Stated exercise: Give a verbatim copy of the lines below, minus the pictures.

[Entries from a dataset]
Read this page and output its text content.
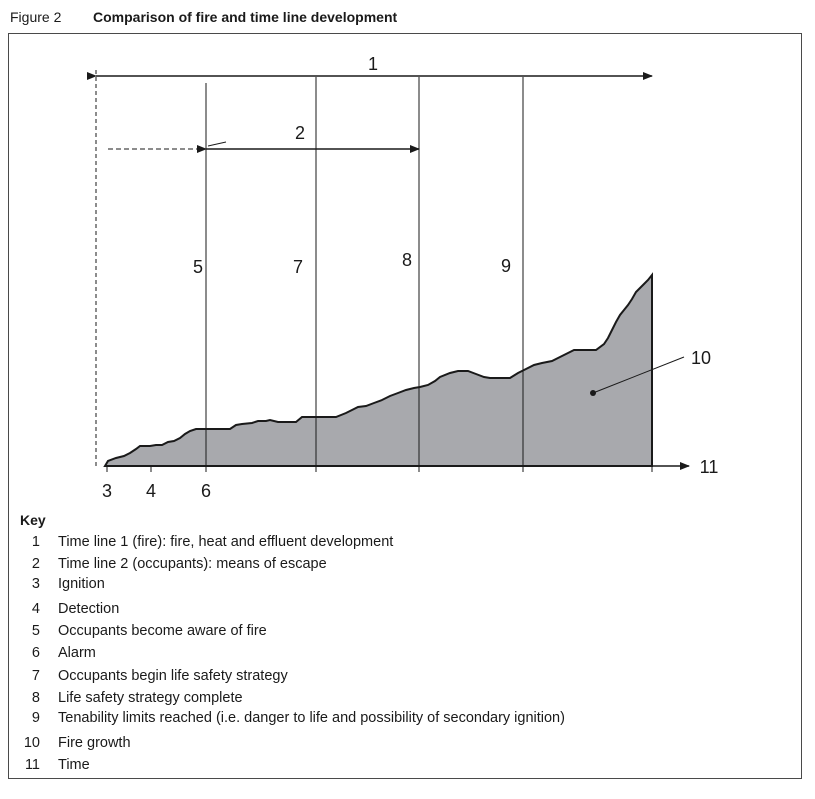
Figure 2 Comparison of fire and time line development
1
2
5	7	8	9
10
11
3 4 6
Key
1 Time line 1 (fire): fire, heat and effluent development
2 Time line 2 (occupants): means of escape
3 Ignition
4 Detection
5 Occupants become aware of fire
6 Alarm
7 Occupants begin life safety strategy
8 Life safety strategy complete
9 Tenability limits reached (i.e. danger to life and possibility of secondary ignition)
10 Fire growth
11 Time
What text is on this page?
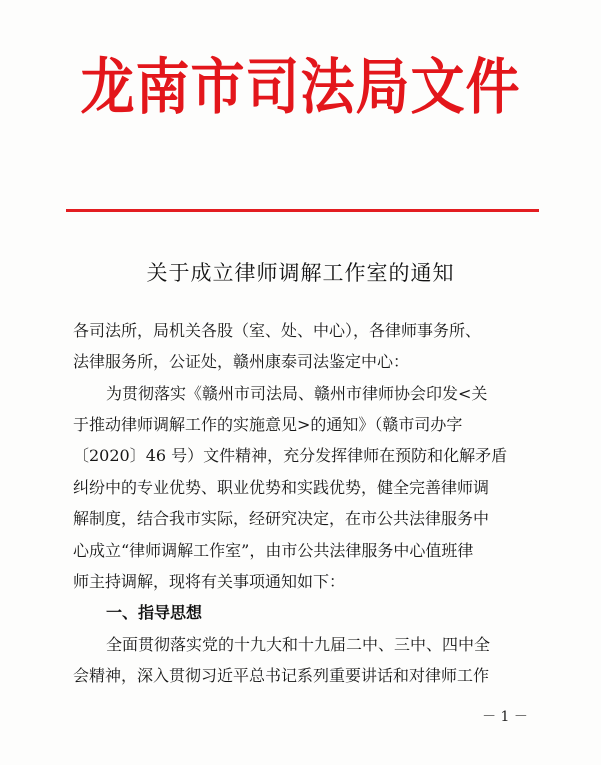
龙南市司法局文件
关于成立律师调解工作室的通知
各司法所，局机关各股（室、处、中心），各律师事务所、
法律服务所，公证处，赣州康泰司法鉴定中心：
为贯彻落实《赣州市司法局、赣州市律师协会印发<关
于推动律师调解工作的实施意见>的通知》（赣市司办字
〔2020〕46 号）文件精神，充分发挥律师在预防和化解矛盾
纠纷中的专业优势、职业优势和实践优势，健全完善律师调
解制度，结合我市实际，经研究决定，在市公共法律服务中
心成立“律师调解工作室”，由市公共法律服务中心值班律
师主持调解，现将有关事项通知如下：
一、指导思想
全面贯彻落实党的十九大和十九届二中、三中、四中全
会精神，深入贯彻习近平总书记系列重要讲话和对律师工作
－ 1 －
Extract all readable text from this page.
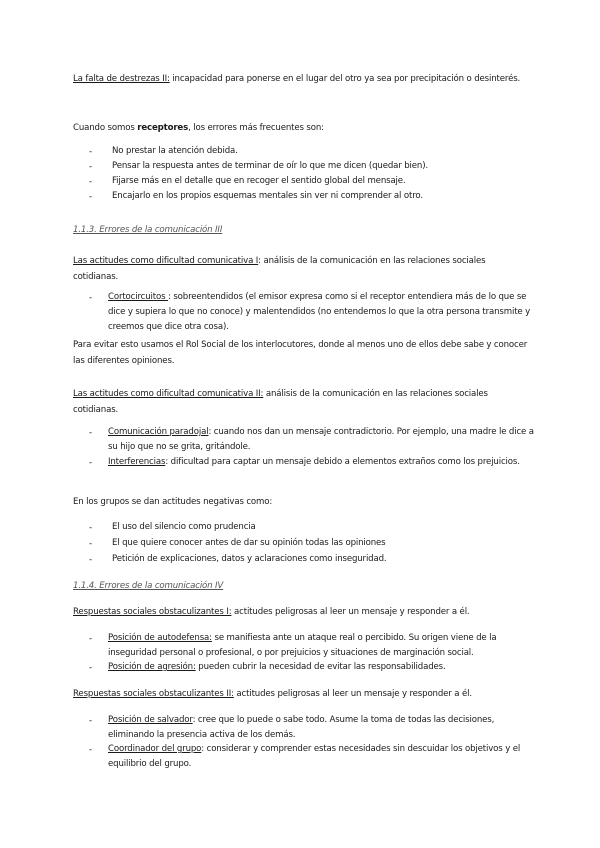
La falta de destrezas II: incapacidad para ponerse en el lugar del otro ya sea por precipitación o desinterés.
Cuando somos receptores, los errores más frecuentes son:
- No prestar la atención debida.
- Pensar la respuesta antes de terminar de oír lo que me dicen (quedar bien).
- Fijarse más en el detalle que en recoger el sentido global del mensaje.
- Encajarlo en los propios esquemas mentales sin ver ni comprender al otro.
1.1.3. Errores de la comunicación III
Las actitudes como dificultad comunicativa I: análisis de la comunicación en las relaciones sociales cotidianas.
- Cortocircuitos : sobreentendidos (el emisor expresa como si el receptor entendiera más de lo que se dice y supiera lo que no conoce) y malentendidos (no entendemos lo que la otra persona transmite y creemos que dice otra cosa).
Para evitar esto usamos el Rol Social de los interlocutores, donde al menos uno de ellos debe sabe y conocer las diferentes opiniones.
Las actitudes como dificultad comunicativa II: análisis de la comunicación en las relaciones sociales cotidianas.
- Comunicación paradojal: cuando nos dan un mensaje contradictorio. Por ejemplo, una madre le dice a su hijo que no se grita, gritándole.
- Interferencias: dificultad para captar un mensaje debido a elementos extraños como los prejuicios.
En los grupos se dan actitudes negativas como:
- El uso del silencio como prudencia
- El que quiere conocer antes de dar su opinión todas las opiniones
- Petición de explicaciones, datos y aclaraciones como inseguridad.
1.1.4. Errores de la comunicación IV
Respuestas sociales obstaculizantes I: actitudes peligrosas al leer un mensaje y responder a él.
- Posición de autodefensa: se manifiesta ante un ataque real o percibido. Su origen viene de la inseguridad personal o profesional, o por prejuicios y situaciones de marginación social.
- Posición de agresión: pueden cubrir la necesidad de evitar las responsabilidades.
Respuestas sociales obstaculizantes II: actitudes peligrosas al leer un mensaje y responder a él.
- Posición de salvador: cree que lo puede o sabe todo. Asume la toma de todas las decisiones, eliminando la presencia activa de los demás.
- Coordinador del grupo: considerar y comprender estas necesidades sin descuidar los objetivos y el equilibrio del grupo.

Exercise output:
Read this page and output its text content.
Figure 2 Comparison of fire and time line development
1
2
5	7	8	9
10
11
3 4 6
Key
1 Time line 1 (fire): fire, heat and effluent development
2 Time line 2 (occupants): means of escape
3 Ignition
4 Detection
5 Occupants become aware of fire
6 Alarm
7 Occupants begin life safety strategy
8 Life safety strategy complete
9 Tenability limits reached (i.e. danger to life and possibility of secondary ignition)
10 Fire growth
11 Time
What text is on this page?
龙南市司法局文件
关于成立律师调解工作室的通知
各司法所，局机关各股（室、处、中心），各律师事务所、
法律服务所，公证处，赣州康泰司法鉴定中心：
为贯彻落实《赣州市司法局、赣州市律师协会印发<关
于推动律师调解工作的实施意见>的通知》（赣市司办字
〔2020〕46 号）文件精神，充分发挥律师在预防和化解矛盾
纠纷中的专业优势、职业优势和实践优势，健全完善律师调
解制度，结合我市实际，经研究决定，在市公共法律服务中
心成立“律师调解工作室”，由市公共法律服务中心值班律
师主持调解，现将有关事项通知如下：
一、指导思想
全面贯彻落实党的十九大和十九届二中、三中、四中全
会精神，深入贯彻习近平总书记系列重要讲话和对律师工作
－ 1 －
Extract all readable text from this page.
La falta de destrezas II: incapacidad para ponerse en el lugar del otro ya sea por precipitación o desinterés.
Cuando somos receptores, los errores más frecuentes son:
- No prestar la atención debida.
- Pensar la respuesta antes de terminar de oír lo que me dicen (quedar bien).
- Fijarse más en el detalle que en recoger el sentido global del mensaje.
- Encajarlo en los propios esquemas mentales sin ver ni comprender al otro.
1.1.3. Errores de la comunicación III
Las actitudes como dificultad comunicativa I: análisis de la comunicación en las relaciones sociales cotidianas.
- Cortocircuitos : sobreentendidos (el emisor expresa como si el receptor entendiera más de lo que se dice y supiera lo que no conoce) y malentendidos (no entendemos lo que la otra persona transmite y creemos que dice otra cosa).
Para evitar esto usamos el Rol Social de los interlocutores, donde al menos uno de ellos debe sabe y conocer las diferentes opiniones.
Las actitudes como dificultad comunicativa II: análisis de la comunicación en las relaciones sociales cotidianas.
- Comunicación paradojal: cuando nos dan un mensaje contradictorio. Por ejemplo, una madre le dice a su hijo que no se grita, gritándole.
- Interferencias: dificultad para captar un mensaje debido a elementos extraños como los prejuicios.
En los grupos se dan actitudes negativas como:
- El uso del silencio como prudencia
- El que quiere conocer antes de dar su opinión todas las opiniones
- Petición de explicaciones, datos y aclaraciones como inseguridad.
1.1.4. Errores de la comunicación IV
Respuestas sociales obstaculizantes I: actitudes peligrosas al leer un mensaje y responder a él.
- Posición de autodefensa: se manifiesta ante un ataque real o percibido. Su origen viene de la inseguridad personal o profesional, o por prejuicios y situaciones de marginación social.
- Posición de agresión: pueden cubrir la necesidad de evitar las responsabilidades.
Respuestas sociales obstaculizantes II: actitudes peligrosas al leer un mensaje y responder a él.
- Posición de salvador: cree que lo puede o sabe todo. Asume la toma de todas las decisiones, eliminando la presencia activa de los demás.
- Coordinador del grupo: considerar y comprender estas necesidades sin descuidar los objetivos y el equilibrio del grupo.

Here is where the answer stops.